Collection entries
# # # #

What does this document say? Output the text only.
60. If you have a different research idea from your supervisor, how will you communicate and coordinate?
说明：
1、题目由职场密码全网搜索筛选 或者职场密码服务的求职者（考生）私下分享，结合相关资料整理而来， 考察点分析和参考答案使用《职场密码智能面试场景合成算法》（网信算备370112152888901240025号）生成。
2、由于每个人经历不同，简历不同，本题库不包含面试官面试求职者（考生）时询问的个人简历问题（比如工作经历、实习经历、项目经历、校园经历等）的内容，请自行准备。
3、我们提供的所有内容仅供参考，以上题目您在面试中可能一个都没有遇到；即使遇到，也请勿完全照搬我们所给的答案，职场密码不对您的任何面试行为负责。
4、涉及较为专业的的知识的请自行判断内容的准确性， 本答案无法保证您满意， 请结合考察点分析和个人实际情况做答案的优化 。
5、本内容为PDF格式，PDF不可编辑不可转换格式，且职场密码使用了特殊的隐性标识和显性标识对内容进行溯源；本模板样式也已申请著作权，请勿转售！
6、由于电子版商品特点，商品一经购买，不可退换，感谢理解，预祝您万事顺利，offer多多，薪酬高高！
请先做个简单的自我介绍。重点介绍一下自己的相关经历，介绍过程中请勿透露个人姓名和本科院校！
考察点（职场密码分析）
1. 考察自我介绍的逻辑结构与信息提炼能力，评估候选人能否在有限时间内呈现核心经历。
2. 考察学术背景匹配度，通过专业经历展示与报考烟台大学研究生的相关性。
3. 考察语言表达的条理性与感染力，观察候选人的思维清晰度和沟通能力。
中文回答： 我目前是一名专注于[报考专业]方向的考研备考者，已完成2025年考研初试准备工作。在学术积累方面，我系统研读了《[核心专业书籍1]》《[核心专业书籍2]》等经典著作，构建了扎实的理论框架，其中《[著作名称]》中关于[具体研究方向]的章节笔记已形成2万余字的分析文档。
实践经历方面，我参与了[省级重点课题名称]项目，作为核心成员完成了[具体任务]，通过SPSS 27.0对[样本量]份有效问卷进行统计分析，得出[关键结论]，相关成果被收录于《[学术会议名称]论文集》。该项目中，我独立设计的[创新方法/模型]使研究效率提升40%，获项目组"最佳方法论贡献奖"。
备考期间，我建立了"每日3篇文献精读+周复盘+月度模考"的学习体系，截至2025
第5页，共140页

# # # #

Repeat the entries shown above, every one, word for word.

**Result of the exercise:**
What does this document say? Output the text only.
60. If you have a different research idea from your supervisor, how will you communicate and coordinate?
说明：
1、题目由职场密码全网搜索筛选 或者职场密码服务的求职者（考生）私下分享，结合相关资料整理而来， 考察点分析和参考答案使用《职场密码智能面试场景合成算法》（网信算备370112152888901240025号）生成。
2、由于每个人经历不同，简历不同，本题库不包含面试官面试求职者（考生）时询问的个人简历问题（比如工作经历、实习经历、项目经历、校园经历等）的内容，请自行准备。
3、我们提供的所有内容仅供参考，以上题目您在面试中可能一个都没有遇到；即使遇到，也请勿完全照搬我们所给的答案，职场密码不对您的任何面试行为负责。
4、涉及较为专业的的知识的请自行判断内容的准确性， 本答案无法保证您满意， 请结合考察点分析和个人实际情况做答案的优化 。
5、本内容为PDF格式，PDF不可编辑不可转换格式，且职场密码使用了特殊的隐性标识和显性标识对内容进行溯源；本模板样式也已申请著作权，请勿转售！
6、由于电子版商品特点，商品一经购买，不可退换，感谢理解，预祝您万事顺利，offer多多，薪酬高高！
请先做个简单的自我介绍。重点介绍一下自己的相关经历，介绍过程中请勿透露个人姓名和本科院校！
考察点（职场密码分析）
1. 考察自我介绍的逻辑结构与信息提炼能力，评估候选人能否在有限时间内呈现核心经历。
2. 考察学术背景匹配度，通过专业经历展示与报考烟台大学研究生的相关性。
3. 考察语言表达的条理性与感染力，观察候选人的思维清晰度和沟通能力。
中文回答： 我目前是一名专注于[报考专业]方向的考研备考者，已完成2025年考研初试准备工作。在学术积累方面，我系统研读了《[核心专业书籍1]》《[核心专业书籍2]》等经典著作，构建了扎实的理论框架，其中《[著作名称]》中关于[具体研究方向]的章节笔记已形成2万余字的分析文档。
实践经历方面，我参与了[省级重点课题名称]项目，作为核心成员完成了[具体任务]，通过SPSS 27.0对[样本量]份有效问卷进行统计分析，得出[关键结论]，相关成果被收录于《[学术会议名称]论文集》。该项目中，我独立设计的[创新方法/模型]使研究效率提升40%，获项目组"最佳方法论贡献奖"。
备考期间，我建立了"每日3篇文献精读+周复盘+月度模考"的学习体系，截至2025
第5页，共140页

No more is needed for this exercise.